● What you need to do: Reproduce all of the data word for word.

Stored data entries
Begin
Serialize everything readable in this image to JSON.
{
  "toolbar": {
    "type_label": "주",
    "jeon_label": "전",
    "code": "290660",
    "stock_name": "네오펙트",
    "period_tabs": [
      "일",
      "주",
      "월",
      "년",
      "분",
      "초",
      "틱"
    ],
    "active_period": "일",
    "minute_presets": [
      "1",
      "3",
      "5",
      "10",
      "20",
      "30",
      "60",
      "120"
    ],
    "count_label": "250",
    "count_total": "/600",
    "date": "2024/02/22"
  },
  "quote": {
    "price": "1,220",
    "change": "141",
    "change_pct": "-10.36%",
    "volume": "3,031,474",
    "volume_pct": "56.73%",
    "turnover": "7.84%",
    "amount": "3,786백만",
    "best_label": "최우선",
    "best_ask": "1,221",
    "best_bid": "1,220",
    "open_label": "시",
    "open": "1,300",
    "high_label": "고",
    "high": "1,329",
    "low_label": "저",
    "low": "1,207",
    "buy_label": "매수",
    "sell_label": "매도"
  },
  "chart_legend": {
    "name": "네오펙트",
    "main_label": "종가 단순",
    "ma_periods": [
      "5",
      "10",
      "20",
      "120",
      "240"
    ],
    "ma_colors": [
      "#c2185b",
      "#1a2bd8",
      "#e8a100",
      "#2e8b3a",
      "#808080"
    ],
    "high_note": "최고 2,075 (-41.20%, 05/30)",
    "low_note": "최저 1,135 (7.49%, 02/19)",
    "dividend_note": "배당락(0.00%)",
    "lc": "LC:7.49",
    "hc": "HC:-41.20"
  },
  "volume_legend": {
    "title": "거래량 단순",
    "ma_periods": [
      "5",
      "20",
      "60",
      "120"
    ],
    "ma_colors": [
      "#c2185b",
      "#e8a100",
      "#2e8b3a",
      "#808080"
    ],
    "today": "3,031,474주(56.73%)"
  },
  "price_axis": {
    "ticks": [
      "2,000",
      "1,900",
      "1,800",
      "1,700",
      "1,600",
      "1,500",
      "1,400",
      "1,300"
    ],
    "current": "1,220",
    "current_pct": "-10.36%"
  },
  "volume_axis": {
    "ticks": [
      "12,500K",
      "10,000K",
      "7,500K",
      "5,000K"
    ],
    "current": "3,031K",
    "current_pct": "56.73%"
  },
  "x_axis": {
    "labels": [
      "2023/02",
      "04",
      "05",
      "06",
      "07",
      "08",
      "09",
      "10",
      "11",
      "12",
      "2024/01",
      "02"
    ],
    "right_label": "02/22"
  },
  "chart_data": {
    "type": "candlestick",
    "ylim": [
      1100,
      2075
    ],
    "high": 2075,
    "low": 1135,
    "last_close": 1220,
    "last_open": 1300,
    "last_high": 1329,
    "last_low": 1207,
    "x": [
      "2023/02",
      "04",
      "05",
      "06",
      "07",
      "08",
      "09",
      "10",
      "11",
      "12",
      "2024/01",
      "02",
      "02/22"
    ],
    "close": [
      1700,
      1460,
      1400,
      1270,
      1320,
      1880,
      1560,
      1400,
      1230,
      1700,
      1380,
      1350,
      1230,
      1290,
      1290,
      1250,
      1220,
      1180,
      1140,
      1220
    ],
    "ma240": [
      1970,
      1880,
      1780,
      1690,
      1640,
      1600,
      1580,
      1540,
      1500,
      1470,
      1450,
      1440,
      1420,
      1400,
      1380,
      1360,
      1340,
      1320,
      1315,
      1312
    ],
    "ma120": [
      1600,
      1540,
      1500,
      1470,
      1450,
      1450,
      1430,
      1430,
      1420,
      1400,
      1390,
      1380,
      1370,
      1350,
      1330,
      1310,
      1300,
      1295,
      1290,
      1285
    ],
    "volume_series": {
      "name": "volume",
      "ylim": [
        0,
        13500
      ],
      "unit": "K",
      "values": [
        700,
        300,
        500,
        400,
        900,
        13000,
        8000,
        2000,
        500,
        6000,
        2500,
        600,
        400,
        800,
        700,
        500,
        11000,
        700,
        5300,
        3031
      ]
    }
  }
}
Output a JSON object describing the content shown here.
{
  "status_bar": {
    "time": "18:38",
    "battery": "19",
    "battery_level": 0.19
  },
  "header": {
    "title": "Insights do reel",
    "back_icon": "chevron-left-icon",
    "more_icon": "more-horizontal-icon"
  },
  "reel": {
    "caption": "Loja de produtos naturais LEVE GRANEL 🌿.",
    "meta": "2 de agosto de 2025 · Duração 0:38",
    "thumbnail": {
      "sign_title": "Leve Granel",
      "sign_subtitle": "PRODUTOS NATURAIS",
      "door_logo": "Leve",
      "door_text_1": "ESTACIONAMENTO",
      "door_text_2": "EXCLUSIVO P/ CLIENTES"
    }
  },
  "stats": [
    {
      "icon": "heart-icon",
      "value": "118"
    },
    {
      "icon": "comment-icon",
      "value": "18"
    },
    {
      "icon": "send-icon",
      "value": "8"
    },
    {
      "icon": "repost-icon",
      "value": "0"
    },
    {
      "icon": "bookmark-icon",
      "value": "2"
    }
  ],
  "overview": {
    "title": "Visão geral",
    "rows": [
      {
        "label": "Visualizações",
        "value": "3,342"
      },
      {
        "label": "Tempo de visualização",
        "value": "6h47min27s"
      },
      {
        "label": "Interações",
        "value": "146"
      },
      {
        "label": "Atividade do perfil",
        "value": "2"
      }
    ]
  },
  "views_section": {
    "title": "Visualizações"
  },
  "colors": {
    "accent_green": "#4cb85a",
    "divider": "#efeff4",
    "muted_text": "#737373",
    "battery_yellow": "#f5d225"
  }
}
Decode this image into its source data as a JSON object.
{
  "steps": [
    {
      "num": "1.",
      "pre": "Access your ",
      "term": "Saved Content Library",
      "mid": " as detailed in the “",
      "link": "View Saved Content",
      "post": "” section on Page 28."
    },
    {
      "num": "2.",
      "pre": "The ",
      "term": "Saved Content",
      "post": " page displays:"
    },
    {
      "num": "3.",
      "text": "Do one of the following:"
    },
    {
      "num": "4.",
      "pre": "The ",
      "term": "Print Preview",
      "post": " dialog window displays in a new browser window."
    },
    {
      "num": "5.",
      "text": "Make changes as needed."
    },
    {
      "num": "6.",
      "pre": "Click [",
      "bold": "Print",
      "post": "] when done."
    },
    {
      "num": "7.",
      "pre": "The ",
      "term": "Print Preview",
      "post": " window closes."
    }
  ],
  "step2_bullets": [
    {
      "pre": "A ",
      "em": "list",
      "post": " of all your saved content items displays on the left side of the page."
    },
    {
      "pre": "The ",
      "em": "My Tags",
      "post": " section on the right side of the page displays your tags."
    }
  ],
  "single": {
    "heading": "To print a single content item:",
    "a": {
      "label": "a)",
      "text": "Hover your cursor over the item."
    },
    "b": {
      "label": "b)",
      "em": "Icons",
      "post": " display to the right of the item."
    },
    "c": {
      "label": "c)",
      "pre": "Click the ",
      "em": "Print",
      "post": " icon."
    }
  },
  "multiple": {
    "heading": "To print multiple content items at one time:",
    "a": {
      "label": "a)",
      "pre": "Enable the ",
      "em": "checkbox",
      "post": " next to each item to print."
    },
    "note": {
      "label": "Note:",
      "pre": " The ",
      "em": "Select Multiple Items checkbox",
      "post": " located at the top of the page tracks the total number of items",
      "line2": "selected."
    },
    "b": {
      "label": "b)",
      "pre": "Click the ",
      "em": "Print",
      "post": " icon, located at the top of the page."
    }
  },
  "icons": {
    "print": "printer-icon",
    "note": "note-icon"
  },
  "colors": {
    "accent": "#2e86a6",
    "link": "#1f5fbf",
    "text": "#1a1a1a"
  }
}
End
● Solution to this problem:
Serialize everything readable in this image to JSON.
{
  "toolbar": {
    "type_label": "주",
    "jeon_label": "전",
    "code": "290660",
    "stock_name": "네오펙트",
    "period_tabs": [
      "일",
      "주",
      "월",
      "년",
      "분",
      "초",
      "틱"
    ],
    "active_period": "일",
    "minute_presets": [
      "1",
      "3",
      "5",
      "10",
      "20",
      "30",
      "60",
      "120"
    ],
    "count_label": "250",
    "count_total": "/600",
    "date": "2024/02/22"
  },
  "quote": {
    "price": "1,220",
    "change": "141",
    "change_pct": "-10.36%",
    "volume": "3,031,474",
    "volume_pct": "56.73%",
    "turnover": "7.84%",
    "amount": "3,786백만",
    "best_label": "최우선",
    "best_ask": "1,221",
    "best_bid": "1,220",
    "open_label": "시",
    "open": "1,300",
    "high_label": "고",
    "high": "1,329",
    "low_label": "저",
    "low": "1,207",
    "buy_label": "매수",
    "sell_label": "매도"
  },
  "chart_legend": {
    "name": "네오펙트",
    "main_label": "종가 단순",
    "ma_periods": [
      "5",
      "10",
      "20",
      "120",
      "240"
    ],
    "ma_colors": [
      "#c2185b",
      "#1a2bd8",
      "#e8a100",
      "#2e8b3a",
      "#808080"
    ],
    "high_note": "최고 2,075 (-41.20%, 05/30)",
    "low_note": "최저 1,135 (7.49%, 02/19)",
    "dividend_note": "배당락(0.00%)",
    "lc": "LC:7.49",
    "hc": "HC:-41.20"
  },
  "volume_legend": {
    "title": "거래량 단순",
    "ma_periods": [
      "5",
      "20",
      "60",
      "120"
    ],
    "ma_colors": [
      "#c2185b",
      "#e8a100",
      "#2e8b3a",
      "#808080"
    ],
    "today": "3,031,474주(56.73%)"
  },
  "price_axis": {
    "ticks": [
      "2,000",
      "1,900",
      "1,800",
      "1,700",
      "1,600",
      "1,500",
      "1,400",
      "1,300"
    ],
    "current": "1,220",
    "current_pct": "-10.36%"
  },
  "volume_axis": {
    "ticks": [
      "12,500K",
      "10,000K",
      "7,500K",
      "5,000K"
    ],
    "current": "3,031K",
    "current_pct": "56.73%"
  },
  "x_axis": {
    "labels": [
      "2023/02",
      "04",
      "05",
      "06",
      "07",
      "08",
      "09",
      "10",
      "11",
      "12",
      "2024/01",
      "02"
    ],
    "right_label": "02/22"
  },
  "chart_data": {
    "type": "candlestick",
    "ylim": [
      1100,
      2075
    ],
    "high": 2075,
    "low": 1135,
    "last_close": 1220,
    "last_open": 1300,
    "last_high": 1329,
    "last_low": 1207,
    "x": [
      "2023/02",
      "04",
      "05",
      "06",
      "07",
      "08",
      "09",
      "10",
      "11",
      "12",
      "2024/01",
      "02",
      "02/22"
    ],
    "close": [
      1700,
      1460,
      1400,
      1270,
      1320,
      1880,
      1560,
      1400,
      1230,
      1700,
      1380,
      1350,
      1230,
      1290,
      1290,
      1250,
      1220,
      1180,
      1140,
      1220
    ],
    "ma240": [
      1970,
      1880,
      1780,
      1690,
      1640,
      1600,
      1580,
      1540,
      1500,
      1470,
      1450,
      1440,
      1420,
      1400,
      1380,
      1360,
      1340,
      1320,
      1315,
      1312
    ],
    "ma120": [
      1600,
      1540,
      1500,
      1470,
      1450,
      1450,
      1430,
      1430,
      1420,
      1400,
      1390,
      1380,
      1370,
      1350,
      1330,
      1310,
      1300,
      1295,
      1290,
      1285
    ],
    "volume_series": {
      "name": "volume",
      "ylim": [
        0,
        13500
      ],
      "unit": "K",
      "values": [
        700,
        300,
        500,
        400,
        900,
        13000,
        8000,
        2000,
        500,
        6000,
        2500,
        600,
        400,
        800,
        700,
        500,
        11000,
        700,
        5300,
        3031
      ]
    }
  }
}
Output a JSON object describing the content shown here.
{
  "status_bar": {
    "time": "18:38",
    "battery": "19",
    "battery_level": 0.19
  },
  "header": {
    "title": "Insights do reel",
    "back_icon": "chevron-left-icon",
    "more_icon": "more-horizontal-icon"
  },
  "reel": {
    "caption": "Loja de produtos naturais LEVE GRANEL 🌿.",
    "meta": "2 de agosto de 2025 · Duração 0:38",
    "thumbnail": {
      "sign_title": "Leve Granel",
      "sign_subtitle": "PRODUTOS NATURAIS",
      "door_logo": "Leve",
      "door_text_1": "ESTACIONAMENTO",
      "door_text_2": "EXCLUSIVO P/ CLIENTES"
    }
  },
  "stats": [
    {
      "icon": "heart-icon",
      "value": "118"
    },
    {
      "icon": "comment-icon",
      "value": "18"
    },
    {
      "icon": "send-icon",
      "value": "8"
    },
    {
      "icon": "repost-icon",
      "value": "0"
    },
    {
      "icon": "bookmark-icon",
      "value": "2"
    }
  ],
  "overview": {
    "title": "Visão geral",
    "rows": [
      {
        "label": "Visualizações",
        "value": "3,342"
      },
      {
        "label": "Tempo de visualização",
        "value": "6h47min27s"
      },
      {
        "label": "Interações",
        "value": "146"
      },
      {
        "label": "Atividade do perfil",
        "value": "2"
      }
    ]
  },
  "views_section": {
    "title": "Visualizações"
  },
  "colors": {
    "accent_green": "#4cb85a",
    "divider": "#efeff4",
    "muted_text": "#737373",
    "battery_yellow": "#f5d225"
  }
}
Decode this image into its source data as a JSON object.
{
  "steps": [
    {
      "num": "1.",
      "pre": "Access your ",
      "term": "Saved Content Library",
      "mid": " as detailed in the “",
      "link": "View Saved Content",
      "post": "” section on Page 28."
    },
    {
      "num": "2.",
      "pre": "The ",
      "term": "Saved Content",
      "post": " page displays:"
    },
    {
      "num": "3.",
      "text": "Do one of the following:"
    },
    {
      "num": "4.",
      "pre": "The ",
      "term": "Print Preview",
      "post": " dialog window displays in a new browser window."
    },
    {
      "num": "5.",
      "text": "Make changes as needed."
    },
    {
      "num": "6.",
      "pre": "Click [",
      "bold": "Print",
      "post": "] when done."
    },
    {
      "num": "7.",
      "pre": "The ",
      "term": "Print Preview",
      "post": " window closes."
    }
  ],
  "step2_bullets": [
    {
      "pre": "A ",
      "em": "list",
      "post": " of all your saved content items displays on the left side of the page."
    },
    {
      "pre": "The ",
      "em": "My Tags",
      "post": " section on the right side of the page displays your tags."
    }
  ],
  "single": {
    "heading": "To print a single content item:",
    "a": {
      "label": "a)",
      "text": "Hover your cursor over the item."
    },
    "b": {
      "label": "b)",
      "em": "Icons",
      "post": " display to the right of the item."
    },
    "c": {
      "label": "c)",
      "pre": "Click the ",
      "em": "Print",
      "post": " icon."
    }
  },
  "multiple": {
    "heading": "To print multiple content items at one time:",
    "a": {
      "label": "a)",
      "pre": "Enable the ",
      "em": "checkbox",
      "post": " next to each item to print."
    },
    "note": {
      "label": "Note:",
      "pre": " The ",
      "em": "Select Multiple Items checkbox",
      "post": " located at the top of the page tracks the total number of items",
      "line2": "selected."
    },
    "b": {
      "label": "b)",
      "pre": "Click the ",
      "em": "Print",
      "post": " icon, located at the top of the page."
    }
  },
  "icons": {
    "print": "printer-icon",
    "note": "note-icon"
  },
  "colors": {
    "accent": "#2e86a6",
    "link": "#1f5fbf",
    "text": "#1a1a1a"
  }
}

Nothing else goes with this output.